• _EXERCISE TASK_:
Determine how many lines contain the string "into". Reply with that figure and nothing else.

[Data records]
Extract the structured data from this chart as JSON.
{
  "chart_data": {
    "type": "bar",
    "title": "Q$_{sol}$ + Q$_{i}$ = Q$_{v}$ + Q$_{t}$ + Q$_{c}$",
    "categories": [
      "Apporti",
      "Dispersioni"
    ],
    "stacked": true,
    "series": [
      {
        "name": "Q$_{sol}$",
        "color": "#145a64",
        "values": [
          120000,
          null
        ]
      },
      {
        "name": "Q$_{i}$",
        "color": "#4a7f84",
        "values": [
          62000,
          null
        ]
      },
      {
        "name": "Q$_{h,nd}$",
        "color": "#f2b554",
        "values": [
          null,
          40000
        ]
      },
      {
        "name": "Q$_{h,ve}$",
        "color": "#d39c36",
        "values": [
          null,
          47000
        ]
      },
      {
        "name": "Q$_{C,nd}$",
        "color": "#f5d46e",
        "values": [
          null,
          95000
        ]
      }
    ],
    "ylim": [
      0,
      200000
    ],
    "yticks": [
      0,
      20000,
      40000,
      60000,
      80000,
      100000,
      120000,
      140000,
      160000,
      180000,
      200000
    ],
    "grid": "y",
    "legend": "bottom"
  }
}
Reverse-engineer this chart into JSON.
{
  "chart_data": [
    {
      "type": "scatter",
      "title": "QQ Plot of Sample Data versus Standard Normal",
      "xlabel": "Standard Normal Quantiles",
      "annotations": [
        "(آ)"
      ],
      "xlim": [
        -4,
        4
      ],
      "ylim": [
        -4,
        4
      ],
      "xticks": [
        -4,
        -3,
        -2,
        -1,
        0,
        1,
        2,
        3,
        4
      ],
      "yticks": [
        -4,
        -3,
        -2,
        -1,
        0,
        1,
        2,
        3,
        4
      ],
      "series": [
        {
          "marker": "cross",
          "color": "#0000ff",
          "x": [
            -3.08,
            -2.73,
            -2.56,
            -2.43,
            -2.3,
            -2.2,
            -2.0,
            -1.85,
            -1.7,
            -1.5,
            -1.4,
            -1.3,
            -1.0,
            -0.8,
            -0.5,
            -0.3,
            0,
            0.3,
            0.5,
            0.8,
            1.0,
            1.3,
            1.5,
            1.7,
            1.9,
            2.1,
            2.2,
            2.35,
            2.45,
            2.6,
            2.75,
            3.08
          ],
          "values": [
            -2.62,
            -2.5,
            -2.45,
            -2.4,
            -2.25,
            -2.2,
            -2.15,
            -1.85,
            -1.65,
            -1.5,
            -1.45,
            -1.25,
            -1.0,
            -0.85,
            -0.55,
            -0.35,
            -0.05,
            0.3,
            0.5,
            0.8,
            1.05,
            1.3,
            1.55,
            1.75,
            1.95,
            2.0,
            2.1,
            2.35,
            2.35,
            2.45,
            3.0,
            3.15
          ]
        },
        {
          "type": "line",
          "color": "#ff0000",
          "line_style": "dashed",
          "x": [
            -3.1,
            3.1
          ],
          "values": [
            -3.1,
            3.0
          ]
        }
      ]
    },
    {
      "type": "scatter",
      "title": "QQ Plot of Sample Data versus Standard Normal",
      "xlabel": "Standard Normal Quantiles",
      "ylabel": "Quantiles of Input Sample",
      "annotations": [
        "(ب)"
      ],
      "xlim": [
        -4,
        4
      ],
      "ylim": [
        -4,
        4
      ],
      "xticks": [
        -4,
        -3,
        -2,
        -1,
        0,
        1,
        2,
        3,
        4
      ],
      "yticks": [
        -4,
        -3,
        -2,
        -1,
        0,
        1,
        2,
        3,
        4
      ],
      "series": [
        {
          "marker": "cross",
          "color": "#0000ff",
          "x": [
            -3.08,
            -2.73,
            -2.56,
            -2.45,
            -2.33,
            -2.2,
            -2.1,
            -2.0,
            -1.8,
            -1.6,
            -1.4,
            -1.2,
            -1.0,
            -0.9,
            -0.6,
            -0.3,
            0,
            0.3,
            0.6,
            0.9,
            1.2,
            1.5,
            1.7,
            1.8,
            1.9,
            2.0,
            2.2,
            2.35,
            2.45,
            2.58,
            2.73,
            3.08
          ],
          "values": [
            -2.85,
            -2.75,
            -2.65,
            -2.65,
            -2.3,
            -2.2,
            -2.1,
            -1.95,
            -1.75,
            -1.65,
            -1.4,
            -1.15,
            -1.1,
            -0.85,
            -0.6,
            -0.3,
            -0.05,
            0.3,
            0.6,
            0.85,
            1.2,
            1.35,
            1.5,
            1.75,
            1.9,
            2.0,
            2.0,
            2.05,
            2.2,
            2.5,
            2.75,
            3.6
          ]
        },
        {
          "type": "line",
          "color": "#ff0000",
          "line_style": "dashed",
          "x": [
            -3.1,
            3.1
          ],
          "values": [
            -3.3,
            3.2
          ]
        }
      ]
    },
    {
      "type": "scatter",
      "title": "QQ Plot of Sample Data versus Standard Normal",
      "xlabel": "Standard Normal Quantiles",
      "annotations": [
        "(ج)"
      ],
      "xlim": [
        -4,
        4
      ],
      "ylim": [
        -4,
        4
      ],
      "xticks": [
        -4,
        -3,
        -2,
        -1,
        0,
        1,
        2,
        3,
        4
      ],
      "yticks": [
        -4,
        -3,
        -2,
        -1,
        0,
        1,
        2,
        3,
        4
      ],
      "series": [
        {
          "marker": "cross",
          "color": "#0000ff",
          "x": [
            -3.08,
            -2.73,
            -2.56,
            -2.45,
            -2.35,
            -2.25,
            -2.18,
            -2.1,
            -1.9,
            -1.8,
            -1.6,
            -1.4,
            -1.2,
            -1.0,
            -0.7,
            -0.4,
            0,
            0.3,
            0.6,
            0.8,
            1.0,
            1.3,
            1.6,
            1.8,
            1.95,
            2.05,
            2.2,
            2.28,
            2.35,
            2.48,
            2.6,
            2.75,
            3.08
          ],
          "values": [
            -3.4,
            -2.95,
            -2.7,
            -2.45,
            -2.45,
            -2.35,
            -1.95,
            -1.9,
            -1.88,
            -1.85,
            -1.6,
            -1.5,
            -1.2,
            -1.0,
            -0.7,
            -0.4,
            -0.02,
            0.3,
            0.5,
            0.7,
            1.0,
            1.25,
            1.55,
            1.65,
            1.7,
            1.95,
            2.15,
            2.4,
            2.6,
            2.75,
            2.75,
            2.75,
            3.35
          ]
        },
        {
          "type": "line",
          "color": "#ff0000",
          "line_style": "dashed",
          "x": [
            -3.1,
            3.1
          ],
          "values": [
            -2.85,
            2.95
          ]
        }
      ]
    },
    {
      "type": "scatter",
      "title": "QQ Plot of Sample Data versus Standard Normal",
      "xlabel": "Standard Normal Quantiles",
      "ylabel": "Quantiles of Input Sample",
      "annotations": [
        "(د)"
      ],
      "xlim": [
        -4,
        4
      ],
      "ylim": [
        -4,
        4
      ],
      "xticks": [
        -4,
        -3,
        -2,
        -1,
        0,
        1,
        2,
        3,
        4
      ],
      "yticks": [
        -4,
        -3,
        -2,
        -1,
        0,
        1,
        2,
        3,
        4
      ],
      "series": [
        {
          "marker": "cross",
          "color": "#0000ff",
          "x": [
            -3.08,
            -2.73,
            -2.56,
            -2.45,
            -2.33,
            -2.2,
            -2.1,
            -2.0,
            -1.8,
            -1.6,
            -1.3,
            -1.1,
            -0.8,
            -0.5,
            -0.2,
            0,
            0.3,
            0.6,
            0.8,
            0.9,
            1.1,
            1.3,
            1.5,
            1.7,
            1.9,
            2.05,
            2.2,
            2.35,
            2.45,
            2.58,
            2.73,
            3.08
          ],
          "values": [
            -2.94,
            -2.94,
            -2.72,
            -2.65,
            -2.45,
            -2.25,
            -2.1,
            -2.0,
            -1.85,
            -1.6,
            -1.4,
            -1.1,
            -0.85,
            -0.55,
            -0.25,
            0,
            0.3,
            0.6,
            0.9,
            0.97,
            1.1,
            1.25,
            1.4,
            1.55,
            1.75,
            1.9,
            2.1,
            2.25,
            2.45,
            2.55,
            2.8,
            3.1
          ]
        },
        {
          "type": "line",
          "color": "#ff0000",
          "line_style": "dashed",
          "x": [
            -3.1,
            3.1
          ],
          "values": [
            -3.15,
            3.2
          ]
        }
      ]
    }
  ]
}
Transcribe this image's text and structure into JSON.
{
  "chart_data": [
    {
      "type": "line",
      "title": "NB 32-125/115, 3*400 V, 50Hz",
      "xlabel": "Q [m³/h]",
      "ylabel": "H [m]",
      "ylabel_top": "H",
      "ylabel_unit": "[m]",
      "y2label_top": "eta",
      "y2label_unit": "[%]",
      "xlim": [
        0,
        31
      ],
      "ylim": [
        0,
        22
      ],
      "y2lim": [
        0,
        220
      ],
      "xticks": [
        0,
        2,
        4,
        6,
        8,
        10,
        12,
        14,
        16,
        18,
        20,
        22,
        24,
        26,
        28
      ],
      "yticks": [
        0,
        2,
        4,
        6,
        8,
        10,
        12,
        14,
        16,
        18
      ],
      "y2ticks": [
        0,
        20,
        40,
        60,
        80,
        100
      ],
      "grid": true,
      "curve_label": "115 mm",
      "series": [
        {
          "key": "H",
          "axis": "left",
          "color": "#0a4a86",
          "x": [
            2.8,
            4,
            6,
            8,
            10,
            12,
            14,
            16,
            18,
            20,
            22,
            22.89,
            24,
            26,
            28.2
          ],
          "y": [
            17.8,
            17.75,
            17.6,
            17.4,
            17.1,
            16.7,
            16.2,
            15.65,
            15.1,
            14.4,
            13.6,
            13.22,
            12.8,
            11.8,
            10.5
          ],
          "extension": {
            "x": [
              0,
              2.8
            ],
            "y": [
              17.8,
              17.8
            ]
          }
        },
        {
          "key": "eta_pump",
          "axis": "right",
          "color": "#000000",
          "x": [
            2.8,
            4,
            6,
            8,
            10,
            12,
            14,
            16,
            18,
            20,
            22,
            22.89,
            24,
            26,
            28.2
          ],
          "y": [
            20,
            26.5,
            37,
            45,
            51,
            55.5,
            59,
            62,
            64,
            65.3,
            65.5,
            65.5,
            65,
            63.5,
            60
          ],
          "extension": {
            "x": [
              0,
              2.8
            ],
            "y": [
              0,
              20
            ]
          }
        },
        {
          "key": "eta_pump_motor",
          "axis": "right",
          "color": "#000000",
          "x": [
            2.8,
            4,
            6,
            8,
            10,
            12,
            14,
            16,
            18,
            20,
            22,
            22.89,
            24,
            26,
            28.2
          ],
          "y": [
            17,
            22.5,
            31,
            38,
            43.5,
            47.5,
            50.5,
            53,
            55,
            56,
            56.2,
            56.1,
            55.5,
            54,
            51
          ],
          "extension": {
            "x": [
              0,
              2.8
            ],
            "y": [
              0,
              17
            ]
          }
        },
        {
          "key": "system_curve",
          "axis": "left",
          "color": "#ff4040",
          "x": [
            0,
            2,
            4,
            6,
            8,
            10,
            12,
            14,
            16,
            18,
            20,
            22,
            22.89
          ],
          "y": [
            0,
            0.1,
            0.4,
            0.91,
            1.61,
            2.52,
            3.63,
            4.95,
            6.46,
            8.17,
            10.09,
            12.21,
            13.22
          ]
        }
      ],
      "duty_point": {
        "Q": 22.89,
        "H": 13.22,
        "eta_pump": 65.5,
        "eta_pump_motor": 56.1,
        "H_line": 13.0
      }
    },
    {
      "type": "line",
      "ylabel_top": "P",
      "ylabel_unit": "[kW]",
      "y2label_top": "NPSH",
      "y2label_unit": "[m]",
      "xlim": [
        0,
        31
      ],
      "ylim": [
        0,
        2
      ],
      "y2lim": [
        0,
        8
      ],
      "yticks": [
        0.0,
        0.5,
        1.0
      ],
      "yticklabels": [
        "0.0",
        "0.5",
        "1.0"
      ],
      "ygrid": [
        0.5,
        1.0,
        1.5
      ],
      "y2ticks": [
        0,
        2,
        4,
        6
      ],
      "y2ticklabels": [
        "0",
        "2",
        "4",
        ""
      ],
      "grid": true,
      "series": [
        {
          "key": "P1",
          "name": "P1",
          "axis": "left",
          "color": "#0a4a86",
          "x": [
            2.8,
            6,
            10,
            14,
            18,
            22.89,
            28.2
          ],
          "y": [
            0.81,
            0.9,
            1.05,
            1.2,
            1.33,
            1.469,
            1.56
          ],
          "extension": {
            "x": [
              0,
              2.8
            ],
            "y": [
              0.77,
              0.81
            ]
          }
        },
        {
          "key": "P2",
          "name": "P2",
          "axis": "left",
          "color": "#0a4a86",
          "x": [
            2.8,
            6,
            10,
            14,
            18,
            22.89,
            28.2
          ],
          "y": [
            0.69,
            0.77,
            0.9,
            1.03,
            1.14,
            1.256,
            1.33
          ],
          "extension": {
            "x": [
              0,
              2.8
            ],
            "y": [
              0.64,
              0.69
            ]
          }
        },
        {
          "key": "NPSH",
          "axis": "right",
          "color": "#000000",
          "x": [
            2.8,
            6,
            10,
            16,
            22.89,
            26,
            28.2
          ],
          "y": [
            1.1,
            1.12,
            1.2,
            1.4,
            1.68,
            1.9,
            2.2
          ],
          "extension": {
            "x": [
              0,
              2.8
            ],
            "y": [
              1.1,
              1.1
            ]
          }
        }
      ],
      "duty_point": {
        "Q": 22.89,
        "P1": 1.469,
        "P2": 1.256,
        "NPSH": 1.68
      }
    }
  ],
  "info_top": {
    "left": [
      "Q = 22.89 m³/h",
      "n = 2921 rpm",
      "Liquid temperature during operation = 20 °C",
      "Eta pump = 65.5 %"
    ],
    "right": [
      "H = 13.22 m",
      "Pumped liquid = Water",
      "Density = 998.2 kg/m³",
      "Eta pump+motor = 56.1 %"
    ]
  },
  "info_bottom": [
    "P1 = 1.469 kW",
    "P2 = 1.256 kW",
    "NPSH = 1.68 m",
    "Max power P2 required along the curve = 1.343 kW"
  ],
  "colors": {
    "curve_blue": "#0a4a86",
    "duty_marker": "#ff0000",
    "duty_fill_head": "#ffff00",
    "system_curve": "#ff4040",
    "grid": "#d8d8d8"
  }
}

• _RESULT_:
2